◆ Goal of the exercise ◆
Write the data below out exactly as it stands. Do not include the pictures.

**** Listing ****

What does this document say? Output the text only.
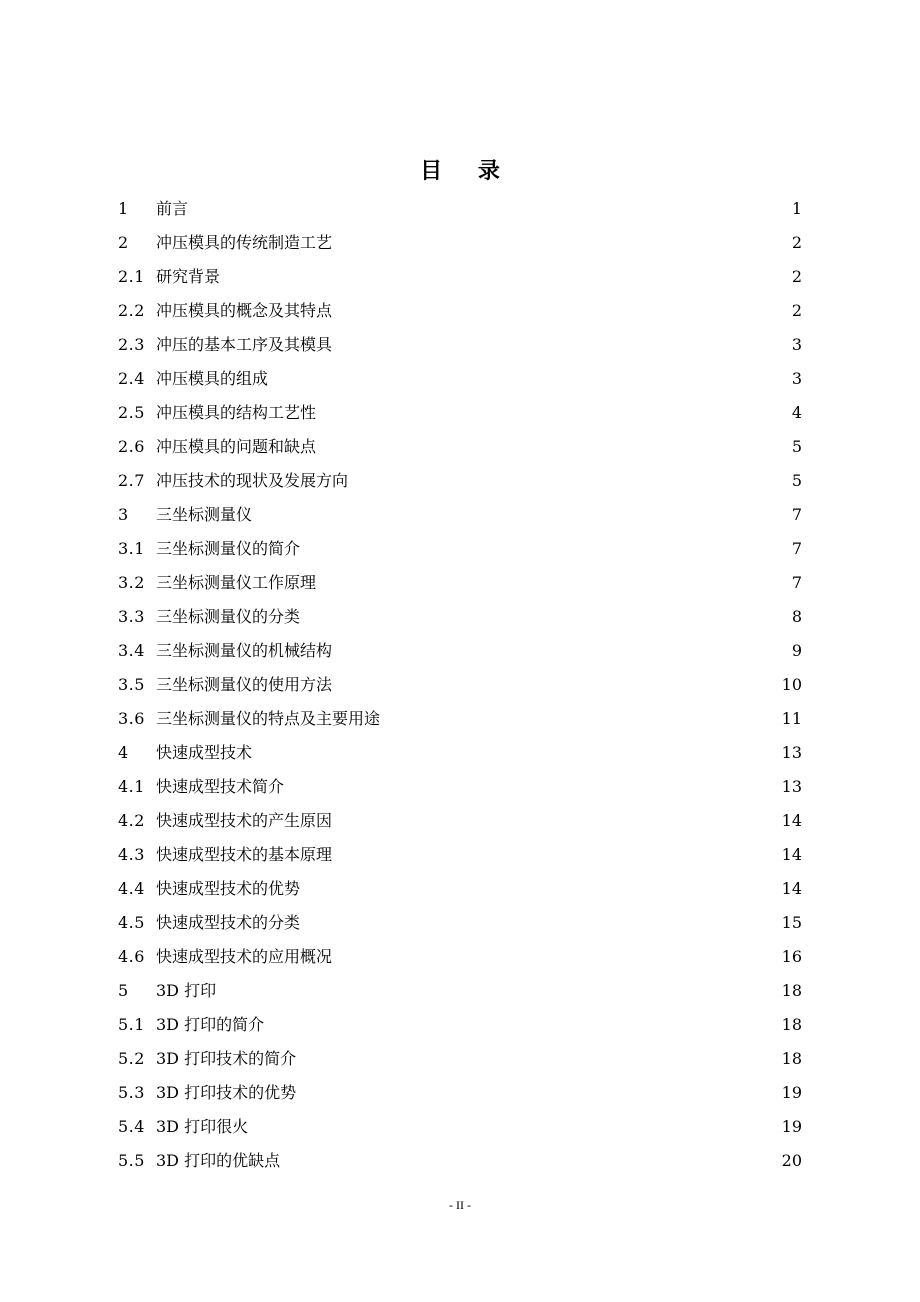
目 录
1	前言	1
2	冲压模具的传统制造工艺	2
2.1 研究背景	2
2.2 冲压模具的概念及其特点	2
2.3 冲压的基本工序及其模具	3
2.4 冲压模具的组成	3
2.5 冲压模具的结构工艺性	4
2.6 冲压模具的问题和缺点	5
2.7 冲压技术的现状及发展方向	5
3	三坐标测量仪	7
3.1 三坐标测量仪的简介	7
3.2 三坐标测量仪工作原理	7
3.3 三坐标测量仪的分类	8
3.4 三坐标测量仪的机械结构	9
3.5 三坐标测量仪的使用方法	10
3.6 三坐标测量仪的特点及主要用途	11
4	快速成型技术	13
4.1 快速成型技术简介	13
4.2 快速成型技术的产生原因	14
4.3 快速成型技术的基本原理	14
4.4 快速成型技术的优势	14
4.5 快速成型技术的分类	15
4.6 快速成型技术的应用概况	16
5	3D 打印	18
5.1 3D 打印的简介	18
5.2 3D 打印技术的简介	18
5.3 3D 打印技术的优势	19
5.4 3D 打印很火	19
5.5 3D 打印的优缺点	20
- II -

****

◆ Result of the task ◆
What does this document say? Output the text only.
目 录
1	前言	1
2	冲压模具的传统制造工艺	2
2.1 研究背景	2
2.2 冲压模具的概念及其特点	2
2.3 冲压的基本工序及其模具	3
2.4 冲压模具的组成	3
2.5 冲压模具的结构工艺性	4
2.6 冲压模具的问题和缺点	5
2.7 冲压技术的现状及发展方向	5
3	三坐标测量仪	7
3.1 三坐标测量仪的简介	7
3.2 三坐标测量仪工作原理	7
3.3 三坐标测量仪的分类	8
3.4 三坐标测量仪的机械结构	9
3.5 三坐标测量仪的使用方法	10
3.6 三坐标测量仪的特点及主要用途	11
4	快速成型技术	13
4.1 快速成型技术简介	13
4.2 快速成型技术的产生原因	14
4.3 快速成型技术的基本原理	14
4.4 快速成型技术的优势	14
4.5 快速成型技术的分类	15
4.6 快速成型技术的应用概况	16
5	3D 打印	18
5.1 3D 打印的简介	18
5.2 3D 打印技术的简介	18
5.3 3D 打印技术的优势	19
5.4 3D 打印很火	19
5.5 3D 打印的优缺点	20
- II -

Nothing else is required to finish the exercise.